--- Instructions for the task ---
Reproduce the records exactly.

[Collected data entries]
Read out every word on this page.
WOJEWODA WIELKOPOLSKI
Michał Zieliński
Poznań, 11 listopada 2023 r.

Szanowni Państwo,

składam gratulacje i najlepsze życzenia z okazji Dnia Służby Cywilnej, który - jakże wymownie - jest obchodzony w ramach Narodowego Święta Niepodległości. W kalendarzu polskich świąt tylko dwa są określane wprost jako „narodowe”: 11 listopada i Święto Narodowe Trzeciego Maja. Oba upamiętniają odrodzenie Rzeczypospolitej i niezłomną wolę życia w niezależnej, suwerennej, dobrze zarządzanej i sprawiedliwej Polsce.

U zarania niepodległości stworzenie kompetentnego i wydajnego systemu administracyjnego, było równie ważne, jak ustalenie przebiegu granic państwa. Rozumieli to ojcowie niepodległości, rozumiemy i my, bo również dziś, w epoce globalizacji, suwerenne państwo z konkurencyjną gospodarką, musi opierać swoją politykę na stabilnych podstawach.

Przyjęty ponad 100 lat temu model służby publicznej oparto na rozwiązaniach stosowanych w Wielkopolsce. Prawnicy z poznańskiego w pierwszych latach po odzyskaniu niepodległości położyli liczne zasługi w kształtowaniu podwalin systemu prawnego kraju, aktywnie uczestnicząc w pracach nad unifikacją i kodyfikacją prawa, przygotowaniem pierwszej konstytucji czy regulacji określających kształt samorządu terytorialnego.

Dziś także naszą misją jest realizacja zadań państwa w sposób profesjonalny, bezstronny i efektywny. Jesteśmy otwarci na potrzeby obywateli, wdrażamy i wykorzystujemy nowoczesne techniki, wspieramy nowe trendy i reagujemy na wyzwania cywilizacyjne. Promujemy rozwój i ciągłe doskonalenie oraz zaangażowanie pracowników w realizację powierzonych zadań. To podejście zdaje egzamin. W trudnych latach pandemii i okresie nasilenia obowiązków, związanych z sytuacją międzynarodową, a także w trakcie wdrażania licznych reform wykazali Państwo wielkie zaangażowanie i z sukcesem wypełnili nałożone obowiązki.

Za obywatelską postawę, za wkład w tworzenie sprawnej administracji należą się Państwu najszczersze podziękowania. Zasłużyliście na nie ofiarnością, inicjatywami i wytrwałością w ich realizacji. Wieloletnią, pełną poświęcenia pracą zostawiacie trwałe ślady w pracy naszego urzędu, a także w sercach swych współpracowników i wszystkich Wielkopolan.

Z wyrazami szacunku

--- Solution for this problem ---
Read out every word on this page.
WOJEWODA WIELKOPOLSKI
Michał Zieliński
Poznań, 11 listopada 2023 r.

Szanowni Państwo,

składam gratulacje i najlepsze życzenia z okazji Dnia Służby Cywilnej, który - jakże wymownie - jest obchodzony w ramach Narodowego Święta Niepodległości. W kalendarzu polskich świąt tylko dwa są określane wprost jako „narodowe”: 11 listopada i Święto Narodowe Trzeciego Maja. Oba upamiętniają odrodzenie Rzeczypospolitej i niezłomną wolę życia w niezależnej, suwerennej, dobrze zarządzanej i sprawiedliwej Polsce.

U zarania niepodległości stworzenie kompetentnego i wydajnego systemu administracyjnego, było równie ważne, jak ustalenie przebiegu granic państwa. Rozumieli to ojcowie niepodległości, rozumiemy i my, bo również dziś, w epoce globalizacji, suwerenne państwo z konkurencyjną gospodarką, musi opierać swoją politykę na stabilnych podstawach.

Przyjęty ponad 100 lat temu model służby publicznej oparto na rozwiązaniach stosowanych w Wielkopolsce. Prawnicy z poznańskiego w pierwszych latach po odzyskaniu niepodległości położyli liczne zasługi w kształtowaniu podwalin systemu prawnego kraju, aktywnie uczestnicząc w pracach nad unifikacją i kodyfikacją prawa, przygotowaniem pierwszej konstytucji czy regulacji określających kształt samorządu terytorialnego.

Dziś także naszą misją jest realizacja zadań państwa w sposób profesjonalny, bezstronny i efektywny. Jesteśmy otwarci na potrzeby obywateli, wdrażamy i wykorzystujemy nowoczesne techniki, wspieramy nowe trendy i reagujemy na wyzwania cywilizacyjne. Promujemy rozwój i ciągłe doskonalenie oraz zaangażowanie pracowników w realizację powierzonych zadań. To podejście zdaje egzamin. W trudnych latach pandemii i okresie nasilenia obowiązków, związanych z sytuacją międzynarodową, a także w trakcie wdrażania licznych reform wykazali Państwo wielkie zaangażowanie i z sukcesem wypełnili nałożone obowiązki.

Za obywatelską postawę, za wkład w tworzenie sprawnej administracji należą się Państwu najszczersze podziękowania. Zasłużyliście na nie ofiarnością, inicjatywami i wytrwałością w ich realizacji. Wieloletnią, pełną poświęcenia pracą zostawiacie trwałe ślady w pracy naszego urzędu, a także w sercach swych współpracowników i wszystkich Wielkopolan.

Z wyrazami szacunku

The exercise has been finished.